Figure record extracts
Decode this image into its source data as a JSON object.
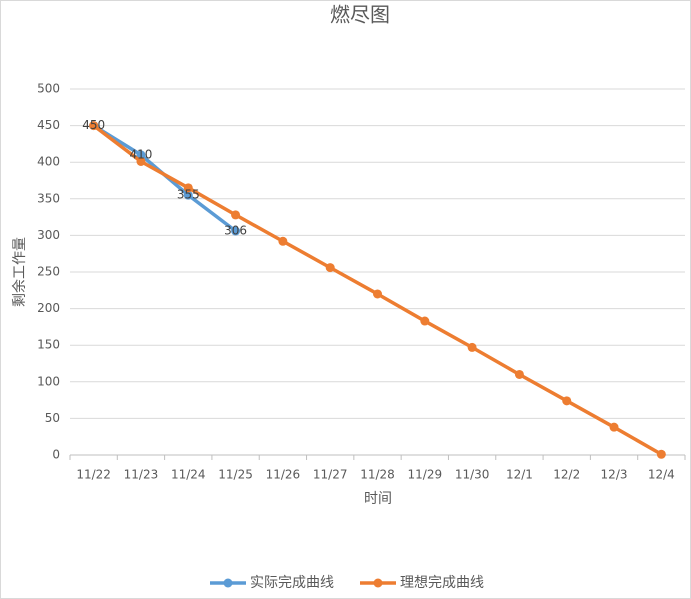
{
  "chart_data": {
    "type": "line",
    "title": "燃尽图",
    "x_label": "时间",
    "y_label": "剩余工作量",
    "categories": [
      "11/22",
      "11/23",
      "11/24",
      "11/25",
      "11/26",
      "11/27",
      "11/28",
      "11/29",
      "11/30",
      "12/1",
      "12/2",
      "12/3",
      "12/4"
    ],
    "series": [
      {
        "name": "实际完成曲线",
        "color": "#5b9bd5",
        "values": [
          450,
          410,
          355,
          306,
          null,
          null,
          null,
          null,
          null,
          null,
          null,
          null,
          null
        ]
      },
      {
        "name": "理想完成曲线",
        "color": "#ed7d31",
        "values": [
          450,
          401,
          365,
          328,
          292,
          256,
          220,
          183,
          147,
          110,
          74,
          38,
          1
        ]
      }
    ],
    "ylim": [
      0,
      500
    ],
    "yticks": [
      0,
      50,
      100,
      150,
      200,
      250,
      300,
      350,
      400,
      450,
      500
    ],
    "grid": true,
    "legend": "bottom"
  }
}
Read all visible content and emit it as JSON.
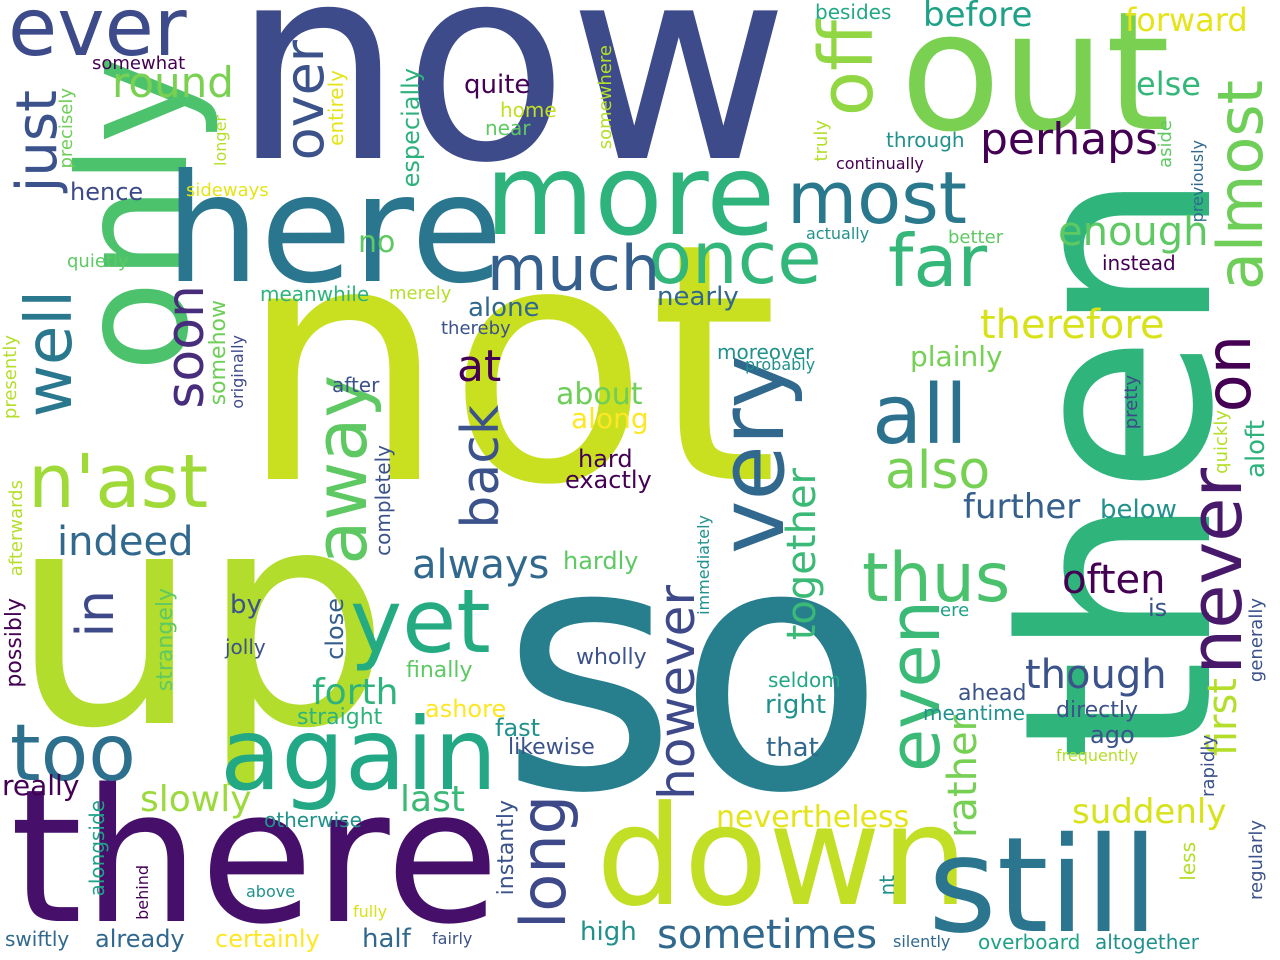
{
  "palette": [
    "#440154",
    "#3b528b",
    "#21918c",
    "#5ec962",
    "#fde725"
  ],
  "words": [
    {
      "text": "now",
      "color": "#3e4b8a"
    },
    {
      "text": "not",
      "color": "#c8e020"
    },
    {
      "text": "then",
      "color": "#2fb47c"
    },
    {
      "text": "so",
      "color": "#277f8e"
    },
    {
      "text": "up",
      "color": "#b2dd2c"
    },
    {
      "text": "there",
      "color": "#46106a"
    },
    {
      "text": "only",
      "color": "#4cc26c"
    },
    {
      "text": "here",
      "color": "#2a768e"
    },
    {
      "text": "out",
      "color": "#7ad151"
    },
    {
      "text": "more",
      "color": "#2eb37c"
    },
    {
      "text": "down",
      "color": "#c3df25"
    },
    {
      "text": "still",
      "color": "#2b758e"
    },
    {
      "text": "again",
      "color": "#22a884"
    },
    {
      "text": "most",
      "color": "#29788e"
    },
    {
      "text": "ever",
      "color": "#3e4b8a"
    },
    {
      "text": "very",
      "color": "#31688e"
    },
    {
      "text": "yet",
      "color": "#25ab82"
    },
    {
      "text": "all",
      "color": "#2c728e"
    },
    {
      "text": "far",
      "color": "#35b779"
    },
    {
      "text": "once",
      "color": "#33b67a"
    },
    {
      "text": "much",
      "color": "#355f8d"
    },
    {
      "text": "off",
      "color": "#90d743"
    },
    {
      "text": "too",
      "color": "#2d708e"
    },
    {
      "text": "almost",
      "color": "#6ece58"
    },
    {
      "text": "never",
      "color": "#48186a"
    },
    {
      "text": "even",
      "color": "#3aba76"
    },
    {
      "text": "away",
      "color": "#5ec962"
    },
    {
      "text": "just",
      "color": "#3b528b"
    },
    {
      "text": "well",
      "color": "#2a788e"
    },
    {
      "text": "thus",
      "color": "#4ac16d"
    },
    {
      "text": "n'ast",
      "color": "#a0da39"
    },
    {
      "text": "sometimes",
      "color": "#31688e"
    },
    {
      "text": "over",
      "color": "#3b528b"
    },
    {
      "text": "soon",
      "color": "#472d7b"
    },
    {
      "text": "long",
      "color": "#3e4989"
    },
    {
      "text": "back",
      "color": "#3b528b"
    },
    {
      "text": "also",
      "color": "#75d054"
    },
    {
      "text": "however",
      "color": "#3e4989"
    },
    {
      "text": "on",
      "color": "#440154"
    },
    {
      "text": "perhaps",
      "color": "#440154"
    },
    {
      "text": "round",
      "color": "#7ad151"
    },
    {
      "text": "in",
      "color": "#3e4989"
    },
    {
      "text": "indeed",
      "color": "#31688e"
    },
    {
      "text": "always",
      "color": "#31688e"
    },
    {
      "text": "together",
      "color": "#3aba76"
    },
    {
      "text": "therefore",
      "color": "#d8e219"
    },
    {
      "text": "enough",
      "color": "#5ec962"
    },
    {
      "text": "first",
      "color": "#b5de2b"
    },
    {
      "text": "though",
      "color": "#3b528b"
    },
    {
      "text": "rather",
      "color": "#75d054"
    },
    {
      "text": "often",
      "color": "#440154"
    },
    {
      "text": "further",
      "color": "#355f8d"
    },
    {
      "text": "suddenly",
      "color": "#d8e219"
    },
    {
      "text": "nevertheless",
      "color": "#e5e419"
    },
    {
      "text": "forth",
      "color": "#2eb37c"
    },
    {
      "text": "last",
      "color": "#3aba76"
    },
    {
      "text": "slowly",
      "color": "#9bd93c"
    },
    {
      "text": "really",
      "color": "#440154"
    },
    {
      "text": "before",
      "color": "#1fa187"
    },
    {
      "text": "forward",
      "color": "#e5e419"
    },
    {
      "text": "else",
      "color": "#35b779"
    },
    {
      "text": "quite",
      "color": "#440154"
    },
    {
      "text": "home",
      "color": "#c2df23"
    },
    {
      "text": "near",
      "color": "#5ec962"
    },
    {
      "text": "especially",
      "color": "#2db27d"
    },
    {
      "text": "entirely",
      "color": "#e5e419"
    },
    {
      "text": "somewhat",
      "color": "#440154"
    },
    {
      "text": "precisely",
      "color": "#6ece58"
    },
    {
      "text": "hence",
      "color": "#3e4989"
    },
    {
      "text": "sideways",
      "color": "#e5e419"
    },
    {
      "text": "no",
      "color": "#5ec962"
    },
    {
      "text": "quietly",
      "color": "#5ec962"
    },
    {
      "text": "meanwhile",
      "color": "#2eb37c"
    },
    {
      "text": "merely",
      "color": "#b5de2b"
    },
    {
      "text": "alone",
      "color": "#31688e"
    },
    {
      "text": "nearly",
      "color": "#31688e"
    },
    {
      "text": "thereby",
      "color": "#3b528b"
    },
    {
      "text": "at",
      "color": "#440154"
    },
    {
      "text": "about",
      "color": "#6ece58"
    },
    {
      "text": "along",
      "color": "#fde725"
    },
    {
      "text": "hard",
      "color": "#440154"
    },
    {
      "text": "exactly",
      "color": "#440154"
    },
    {
      "text": "moreover",
      "color": "#21918c"
    },
    {
      "text": "probably",
      "color": "#21918c"
    },
    {
      "text": "plainly",
      "color": "#75d054"
    },
    {
      "text": "somehow",
      "color": "#6ece58"
    },
    {
      "text": "originally",
      "color": "#3e4989"
    },
    {
      "text": "presently",
      "color": "#b5de2b"
    },
    {
      "text": "after",
      "color": "#3b528b"
    },
    {
      "text": "completely",
      "color": "#3b528b"
    },
    {
      "text": "afterwards",
      "color": "#b5de2b"
    },
    {
      "text": "possibly",
      "color": "#440154"
    },
    {
      "text": "strangely",
      "color": "#5ec962"
    },
    {
      "text": "by",
      "color": "#3b528b"
    },
    {
      "text": "jolly",
      "color": "#3b528b"
    },
    {
      "text": "close",
      "color": "#355f8d"
    },
    {
      "text": "finally",
      "color": "#5ec962"
    },
    {
      "text": "straight",
      "color": "#2eb37c"
    },
    {
      "text": "ashore",
      "color": "#fde725"
    },
    {
      "text": "fast",
      "color": "#21918c"
    },
    {
      "text": "likewise",
      "color": "#3b528b"
    },
    {
      "text": "hardly",
      "color": "#5ec962"
    },
    {
      "text": "wholly",
      "color": "#3b528b"
    },
    {
      "text": "immediately",
      "color": "#21918c"
    },
    {
      "text": "seldom",
      "color": "#22a884"
    },
    {
      "text": "right",
      "color": "#21918c"
    },
    {
      "text": "that",
      "color": "#31688e"
    },
    {
      "text": "ahead",
      "color": "#3b528b"
    },
    {
      "text": "meantime",
      "color": "#21918c"
    },
    {
      "text": "directly",
      "color": "#3b528b"
    },
    {
      "text": "ago",
      "color": "#3b528b"
    },
    {
      "text": "frequently",
      "color": "#b5de2b"
    },
    {
      "text": "is",
      "color": "#3b528b"
    },
    {
      "text": "ere",
      "color": "#1fa187"
    },
    {
      "text": "generally",
      "color": "#3b528b"
    },
    {
      "text": "below",
      "color": "#21918c"
    },
    {
      "text": "aloft",
      "color": "#2eb37c"
    },
    {
      "text": "quickly",
      "color": "#b5de2b"
    },
    {
      "text": "pretty",
      "color": "#3e4989"
    },
    {
      "text": "rapidly",
      "color": "#3b528b"
    },
    {
      "text": "less",
      "color": "#b5de2b"
    },
    {
      "text": "regularly",
      "color": "#3b528b"
    },
    {
      "text": "nt",
      "color": "#21918c"
    },
    {
      "text": "otherwise",
      "color": "#21918c"
    },
    {
      "text": "alongside",
      "color": "#1fa187"
    },
    {
      "text": "behind",
      "color": "#440154"
    },
    {
      "text": "above",
      "color": "#21918c"
    },
    {
      "text": "fully",
      "color": "#d8e219"
    },
    {
      "text": "instantly",
      "color": "#3b528b"
    },
    {
      "text": "high",
      "color": "#21918c"
    },
    {
      "text": "half",
      "color": "#31688e"
    },
    {
      "text": "fairly",
      "color": "#3b528b"
    },
    {
      "text": "certainly",
      "color": "#fde725"
    },
    {
      "text": "already",
      "color": "#31688e"
    },
    {
      "text": "swiftly",
      "color": "#31688e"
    },
    {
      "text": "silently",
      "color": "#31688e"
    },
    {
      "text": "overboard",
      "color": "#1fa187"
    },
    {
      "text": "altogether",
      "color": "#21918c"
    },
    {
      "text": "besides",
      "color": "#22a884"
    },
    {
      "text": "somewhere",
      "color": "#b5de2b"
    },
    {
      "text": "longer",
      "color": "#b5de2b"
    },
    {
      "text": "truly",
      "color": "#b5de2b"
    },
    {
      "text": "through",
      "color": "#21918c"
    },
    {
      "text": "continually",
      "color": "#440154"
    },
    {
      "text": "actually",
      "color": "#21918c"
    },
    {
      "text": "aside",
      "color": "#5ec962"
    },
    {
      "text": "previously",
      "color": "#31688e"
    },
    {
      "text": "better",
      "color": "#5ec962"
    },
    {
      "text": "instead",
      "color": "#440154"
    }
  ]
}
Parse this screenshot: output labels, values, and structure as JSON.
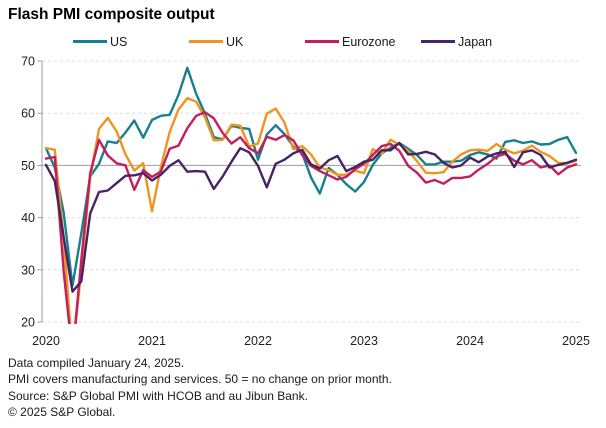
{
  "title": "Flash PMI composite output",
  "footer": {
    "line1": "Data compiled January 24, 2025.",
    "line2": "PMI covers manufacturing and services. 50 = no change on prior month.",
    "line3": "Source: S&P Global PMI with HCOB and au Jibun Bank.",
    "line4": "© 2025 S&P Global."
  },
  "colors": {
    "grid_dashed": "#dcdcdc",
    "grid_solid": "#9c9c9c",
    "axis": "#9c9c9c",
    "text": "#1f1f1f"
  },
  "chart_data": {
    "type": "line",
    "title": "Flash PMI composite output",
    "x_unit": "month",
    "x_range": [
      "2020-01",
      "2025-01"
    ],
    "x_tick_labels": [
      "2020",
      "2021",
      "2022",
      "2023",
      "2024",
      "2025"
    ],
    "y_ticks": [
      20,
      30,
      40,
      50,
      60,
      70
    ],
    "ylim": [
      20,
      70
    ],
    "reference_line": 50,
    "grid": "horizontal, dashed except solid line at 50",
    "legend_position": "top",
    "series": [
      {
        "name": "US",
        "color": "#17808e",
        "values": [
          53.3,
          49.6,
          40.9,
          27.0,
          37.0,
          47.9,
          50.3,
          54.6,
          54.3,
          56.3,
          58.6,
          55.3,
          58.7,
          59.5,
          59.7,
          63.5,
          68.7,
          63.7,
          59.9,
          55.4,
          55.0,
          57.6,
          57.2,
          57.0,
          51.1,
          55.9,
          57.7,
          56.0,
          53.6,
          52.3,
          47.7,
          44.6,
          49.5,
          48.2,
          46.4,
          45.0,
          46.8,
          50.1,
          52.3,
          53.4,
          54.3,
          53.2,
          52.0,
          50.2,
          50.2,
          50.7,
          50.7,
          50.9,
          52.0,
          52.5,
          52.1,
          51.3,
          54.5,
          54.8,
          54.3,
          54.6,
          54.0,
          54.1,
          54.9,
          55.4,
          52.4
        ]
      },
      {
        "name": "UK",
        "color": "#f0941e",
        "values": [
          53.3,
          53.0,
          36.0,
          13.8,
          30.0,
          47.7,
          57.0,
          59.1,
          56.5,
          52.1,
          49.0,
          50.4,
          41.2,
          49.6,
          56.4,
          60.7,
          62.9,
          62.2,
          59.2,
          54.8,
          54.9,
          57.8,
          57.6,
          53.6,
          54.2,
          59.9,
          60.9,
          58.2,
          53.1,
          53.7,
          52.1,
          49.6,
          49.1,
          48.2,
          48.2,
          49.0,
          48.5,
          53.1,
          52.2,
          54.9,
          54.0,
          52.8,
          50.8,
          48.6,
          48.5,
          48.7,
          50.7,
          52.1,
          52.9,
          53.0,
          52.8,
          54.1,
          53.0,
          52.3,
          52.8,
          53.8,
          52.6,
          51.8,
          50.5,
          50.4,
          50.9
        ]
      },
      {
        "name": "Eurozone",
        "color": "#c41e5c",
        "values": [
          51.3,
          51.6,
          29.7,
          13.6,
          31.9,
          48.5,
          54.9,
          51.9,
          50.4,
          50.0,
          45.3,
          49.1,
          47.8,
          48.8,
          53.2,
          53.8,
          57.1,
          59.5,
          60.2,
          59.0,
          56.2,
          54.2,
          55.4,
          53.3,
          52.3,
          55.5,
          54.9,
          55.8,
          54.8,
          52.0,
          49.9,
          48.9,
          48.1,
          47.3,
          47.8,
          49.3,
          50.3,
          52.0,
          53.7,
          54.1,
          52.8,
          49.9,
          48.6,
          46.7,
          47.2,
          46.5,
          47.6,
          47.6,
          47.9,
          49.2,
          50.3,
          51.7,
          52.2,
          50.9,
          50.2,
          51.0,
          49.6,
          50.0,
          48.3,
          49.6,
          50.2
        ]
      },
      {
        "name": "Japan",
        "color": "#472366",
        "values": [
          50.1,
          47.0,
          36.2,
          25.8,
          27.8,
          40.8,
          44.9,
          45.2,
          46.6,
          48.0,
          48.1,
          48.5,
          47.1,
          48.2,
          49.9,
          51.0,
          48.8,
          48.9,
          48.8,
          45.5,
          47.9,
          50.7,
          53.3,
          52.5,
          49.9,
          45.8,
          50.3,
          51.1,
          52.3,
          53.0,
          50.2,
          49.4,
          51.0,
          51.8,
          48.9,
          49.7,
          50.7,
          51.1,
          52.9,
          52.9,
          54.3,
          52.1,
          52.2,
          52.6,
          52.1,
          50.5,
          49.6,
          50.0,
          51.5,
          50.6,
          51.7,
          52.3,
          52.6,
          49.7,
          52.5,
          52.9,
          52.0,
          49.6,
          50.1,
          50.5,
          51.1
        ]
      }
    ]
  }
}
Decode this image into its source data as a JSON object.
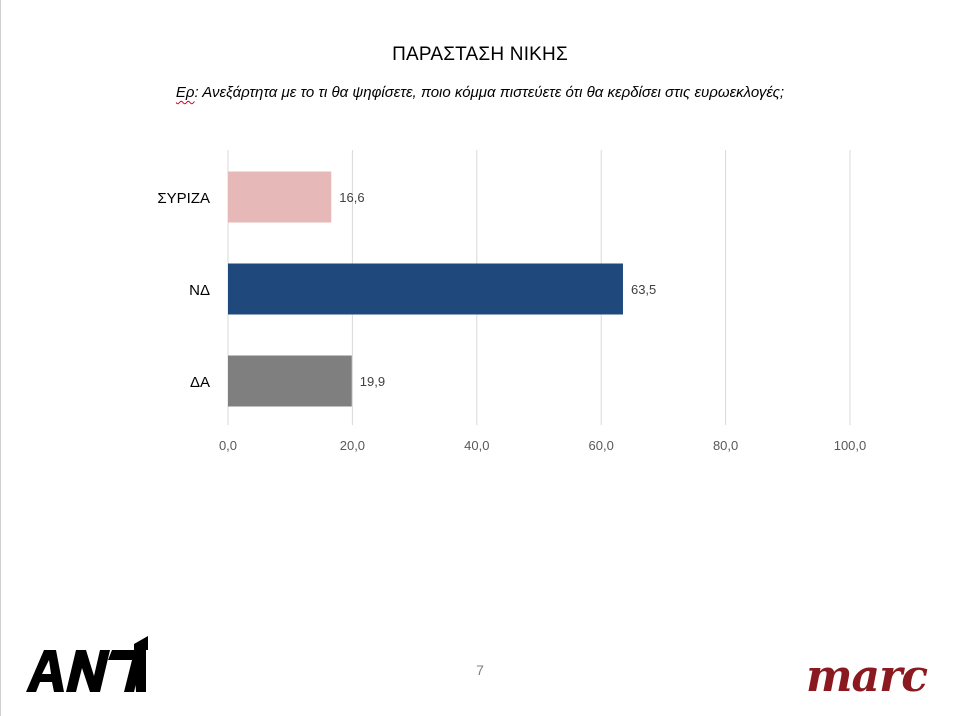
{
  "title": "ΠΑΡΑΣΤΑΣΗ ΝΙΚΗΣ",
  "subtitle_prefix": "Ερ",
  "subtitle_text": ": Ανεξάρτητα με το τι θα ψηφίσετε, ποιο κόμμα πιστεύετε ότι θα κερδίσει στις ευρωεκλογές;",
  "page_number": "7",
  "logos": {
    "left": "ANT1",
    "right": "marc"
  },
  "chart_data": {
    "type": "bar",
    "orientation": "horizontal",
    "categories": [
      "ΣΥΡΙΖΑ",
      "ΝΔ",
      "ΔΑ"
    ],
    "values": [
      16.6,
      63.5,
      19.9
    ],
    "value_labels": [
      "16,6",
      "63,5",
      "19,9"
    ],
    "colors": [
      "#e6b8b7",
      "#1f497d",
      "#7f7f7f"
    ],
    "xlim": [
      0,
      100
    ],
    "xticks": [
      0,
      20,
      40,
      60,
      80,
      100
    ],
    "xtick_labels": [
      "0,0",
      "20,0",
      "40,0",
      "60,0",
      "80,0",
      "100,0"
    ],
    "grid": true,
    "legend": "none"
  }
}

What is required: Look over the material above and show each line where "Global" appears.

Exercise result:
    "line3": "Source: S&P Global PMI with HCOB and au Jibun Bank.",
    "line4": "© 2025 S&P Global."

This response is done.